Any pictures in the records below should be skipped; write out everything else exactly.

Stored items
----------------------------------------

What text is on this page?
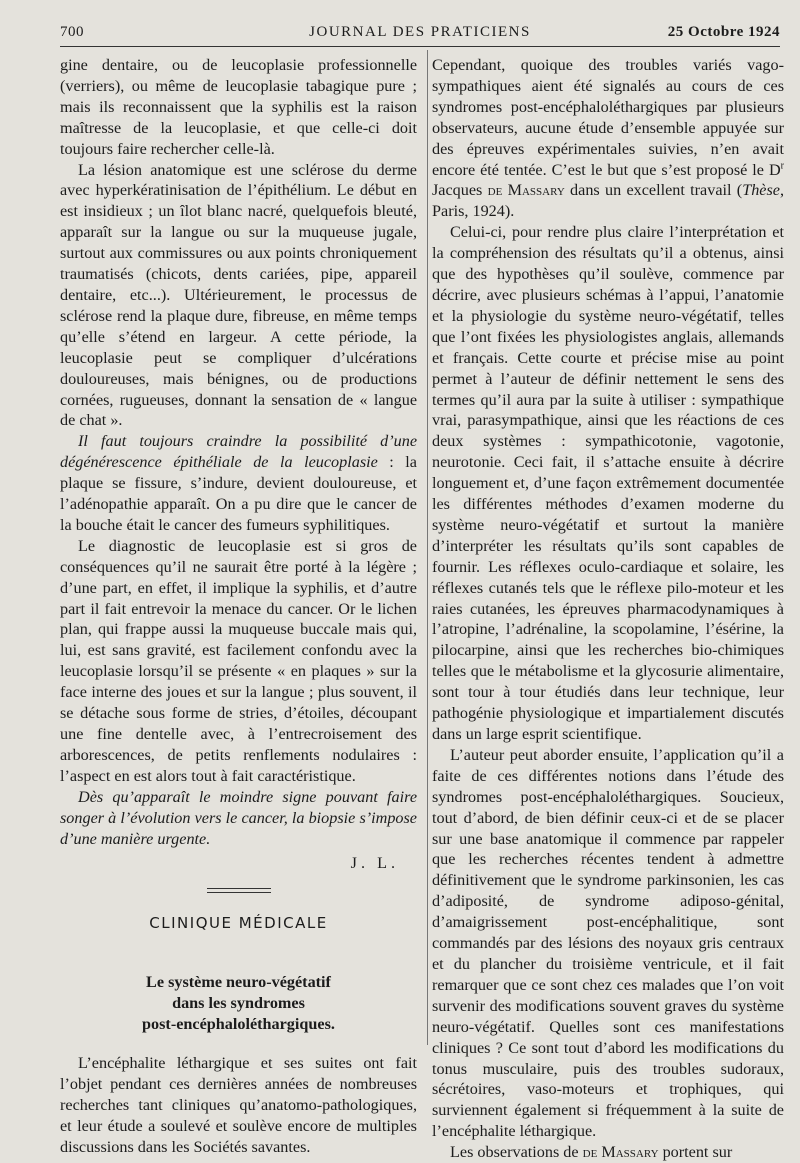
700	JOURNAL DES PRATICIENS	25 Octobre 1924

gine dentaire, ou de leucoplasie professionnelle (verriers), ou même de leucoplasie tabagique pure ; mais ils reconnaissent que la syphilis est la raison maîtresse de la leucoplasie, et que celle-ci doit toujours faire rechercher celle-là.

La lésion anatomique est une sclérose du derme avec hyperkératinisation de l’épithélium. Le début en est insidieux ; un îlot blanc nacré, quelquefois bleuté, apparaît sur la langue ou sur la muqueuse jugale, surtout aux commissures ou aux points chroniquement traumatisés (chicots, dents cariées, pipe, appareil dentaire, etc...). Ultérieurement, le processus de sclérose rend la plaque dure, fibreuse, en même temps qu’elle s’étend en largeur. A cette période, la leucoplasie peut se compliquer d’ulcérations douloureuses, mais bénignes, ou de productions cornées, rugueuses, donnant la sensation de « langue de chat ».

Il faut toujours craindre la possibilité d’une dégénérescence épithéliale de la leucoplasie : la plaque se fissure, s’indure, devient douloureuse, et l’adénopathie apparaît. On a pu dire que le cancer de la bouche était le cancer des fumeurs syphilitiques.

Le diagnostic de leucoplasie est si gros de conséquences qu’il ne saurait être porté à la légère ; d’une part, en effet, il implique la syphilis, et d’autre part il fait entrevoir la menace du cancer. Or le lichen plan, qui frappe aussi la muqueuse buccale mais qui, lui, est sans gravité, est facilement confondu avec la leucoplasie lorsqu’il se présente « en plaques » sur la face interne des joues et sur la langue ; plus souvent, il se détache sous forme de stries, d’étoiles, découpant une fine dentelle avec, à l’entrecroisement des arborescences, de petits renflements nodulaires : l’aspect en est alors tout à fait caractéristique.

Dès qu’apparaît le moindre signe pouvant faire songer à l’évolution vers le cancer, la biopsie s’impose d’une manière urgente.

J. L.

CLINIQUE MÉDICALE

Le système neuro-végétatif
dans les syndromes
post-encéphaloléthargiques.

L’encéphalite léthargique et ses suites ont fait l’objet pendant ces dernières années de nombreuses recherches tant cliniques qu’anatomo-pathologiques, et leur étude a soulevé et soulève encore de multiples discussions dans les Sociétés savantes.

Cependant, quoique des troubles variés vago-sympathiques aient été signalés au cours de ces syndromes post-encéphaloléthargiques par plusieurs observateurs, aucune étude d’ensemble appuyée sur des épreuves expérimentales suivies, n’en avait encore été tentée. C’est le but que s’est proposé le $D^r$ Jacques de Massary dans un excellent travail (Thèse, Paris, 1924).

Celui-ci, pour rendre plus claire l’interprétation et la compréhension des résultats qu’il a obtenus, ainsi que des hypothèses qu’il soulève, commence par décrire, avec plusieurs schémas à l’appui, l’anatomie et la physiologie du système neuro-végétatif, telles que l’ont fixées les physiologistes anglais, allemands et français. Cette courte et précise mise au point permet à l’auteur de définir nettement le sens des termes qu’il aura par la suite à utiliser : sympathique vrai, parasympathique, ainsi que les réactions de ces deux systèmes : sympathicotonie, vagotonie, neurotonie. Ceci fait, il s’attache ensuite à décrire longuement et, d’une façon extrêmement documentée les différentes méthodes d’examen moderne du système neuro-végétatif et surtout la manière d’interpréter les résultats qu’ils sont capables de fournir. Les réflexes oculo-cardiaque et solaire, les réflexes cutanés tels que le réflexe pilo-moteur et les raies cutanées, les épreuves pharmacodynamiques à l’atropine, l’adrénaline, la scopolamine, l’ésérine, la pilocarpine, ainsi que les recherches bio-chimiques telles que le métabolisme et la glycosurie alimentaire, sont tour à tour étudiés dans leur technique, leur pathogénie physiologique et impartialement discutés dans un large esprit scientifique.

L’auteur peut aborder ensuite, l’application qu’il a faite de ces différentes notions dans l’étude des syndromes post-encéphaloléthargiques. Soucieux, tout d’abord, de bien définir ceux-ci et de se placer sur une base anatomique il commence par rappeler que les recherches récentes tendent à admettre définitivement que le syndrome parkinsonien, les cas d’adiposité, de syndrome adiposo-génital, d’amaigrissement post-encéphalitique, sont commandés par des lésions des noyaux gris centraux et du plancher du troisième ventricule, et il fait remarquer que ce sont chez ces malades que l’on voit survenir des modifications souvent graves du système neuro-végétatif. Quelles sont ces manifestations cliniques ? Ce sont tout d’abord les modifications du tonus musculaire, puis des troubles sudoraux, sécrétoires, vaso-moteurs et trophiques, qui surviennent également si fréquemment à la suite de l’encéphalite léthargique.

Les observations de de Massary portent sur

----------------------------------------

**ANSWER TO THIS EXERCISE**
What text is on this page?
700	JOURNAL DES PRATICIENS	25 Octobre 1924

gine dentaire, ou de leucoplasie professionnelle (verriers), ou même de leucoplasie tabagique pure ; mais ils reconnaissent que la syphilis est la raison maîtresse de la leucoplasie, et que celle-ci doit toujours faire rechercher celle-là.

La lésion anatomique est une sclérose du derme avec hyperkératinisation de l’épithélium. Le début en est insidieux ; un îlot blanc nacré, quelquefois bleuté, apparaît sur la langue ou sur la muqueuse jugale, surtout aux commissures ou aux points chroniquement traumatisés (chicots, dents cariées, pipe, appareil dentaire, etc...). Ultérieurement, le processus de sclérose rend la plaque dure, fibreuse, en même temps qu’elle s’étend en largeur. A cette période, la leucoplasie peut se compliquer d’ulcérations douloureuses, mais bénignes, ou de productions cornées, rugueuses, donnant la sensation de « langue de chat ».

Il faut toujours craindre la possibilité d’une dégénérescence épithéliale de la leucoplasie : la plaque se fissure, s’indure, devient douloureuse, et l’adénopathie apparaît. On a pu dire que le cancer de la bouche était le cancer des fumeurs syphilitiques.

Le diagnostic de leucoplasie est si gros de conséquences qu’il ne saurait être porté à la légère ; d’une part, en effet, il implique la syphilis, et d’autre part il fait entrevoir la menace du cancer. Or le lichen plan, qui frappe aussi la muqueuse buccale mais qui, lui, est sans gravité, est facilement confondu avec la leucoplasie lorsqu’il se présente « en plaques » sur la face interne des joues et sur la langue ; plus souvent, il se détache sous forme de stries, d’étoiles, découpant une fine dentelle avec, à l’entrecroisement des arborescences, de petits renflements nodulaires : l’aspect en est alors tout à fait caractéristique.

Dès qu’apparaît le moindre signe pouvant faire songer à l’évolution vers le cancer, la biopsie s’impose d’une manière urgente.

J. L.

CLINIQUE MÉDICALE

Le système neuro-végétatif
dans les syndromes
post-encéphaloléthargiques.

L’encéphalite léthargique et ses suites ont fait l’objet pendant ces dernières années de nombreuses recherches tant cliniques qu’anatomo-pathologiques, et leur étude a soulevé et soulève encore de multiples discussions dans les Sociétés savantes.

Cependant, quoique des troubles variés vago-sympathiques aient été signalés au cours de ces syndromes post-encéphaloléthargiques par plusieurs observateurs, aucune étude d’ensemble appuyée sur des épreuves expérimentales suivies, n’en avait encore été tentée. C’est le but que s’est proposé le $D^r$ Jacques de Massary dans un excellent travail (Thèse, Paris, 1924).

Celui-ci, pour rendre plus claire l’interprétation et la compréhension des résultats qu’il a obtenus, ainsi que des hypothèses qu’il soulève, commence par décrire, avec plusieurs schémas à l’appui, l’anatomie et la physiologie du système neuro-végétatif, telles que l’ont fixées les physiologistes anglais, allemands et français. Cette courte et précise mise au point permet à l’auteur de définir nettement le sens des termes qu’il aura par la suite à utiliser : sympathique vrai, parasympathique, ainsi que les réactions de ces deux systèmes : sympathicotonie, vagotonie, neurotonie. Ceci fait, il s’attache ensuite à décrire longuement et, d’une façon extrêmement documentée les différentes méthodes d’examen moderne du système neuro-végétatif et surtout la manière d’interpréter les résultats qu’ils sont capables de fournir. Les réflexes oculo-cardiaque et solaire, les réflexes cutanés tels que le réflexe pilo-moteur et les raies cutanées, les épreuves pharmacodynamiques à l’atropine, l’adrénaline, la scopolamine, l’ésérine, la pilocarpine, ainsi que les recherches bio-chimiques telles que le métabolisme et la glycosurie alimentaire, sont tour à tour étudiés dans leur technique, leur pathogénie physiologique et impartialement discutés dans un large esprit scientifique.

L’auteur peut aborder ensuite, l’application qu’il a faite de ces différentes notions dans l’étude des syndromes post-encéphaloléthargiques. Soucieux, tout d’abord, de bien définir ceux-ci et de se placer sur une base anatomique il commence par rappeler que les recherches récentes tendent à admettre définitivement que le syndrome parkinsonien, les cas d’adiposité, de syndrome adiposo-génital, d’amaigrissement post-encéphalitique, sont commandés par des lésions des noyaux gris centraux et du plancher du troisième ventricule, et il fait remarquer que ce sont chez ces malades que l’on voit survenir des modifications souvent graves du système neuro-végétatif. Quelles sont ces manifestations cliniques ? Ce sont tout d’abord les modifications du tonus musculaire, puis des troubles sudoraux, sécrétoires, vaso-moteurs et trophiques, qui surviennent également si fréquemment à la suite de l’encéphalite léthargique.

Les observations de de Massary portent sur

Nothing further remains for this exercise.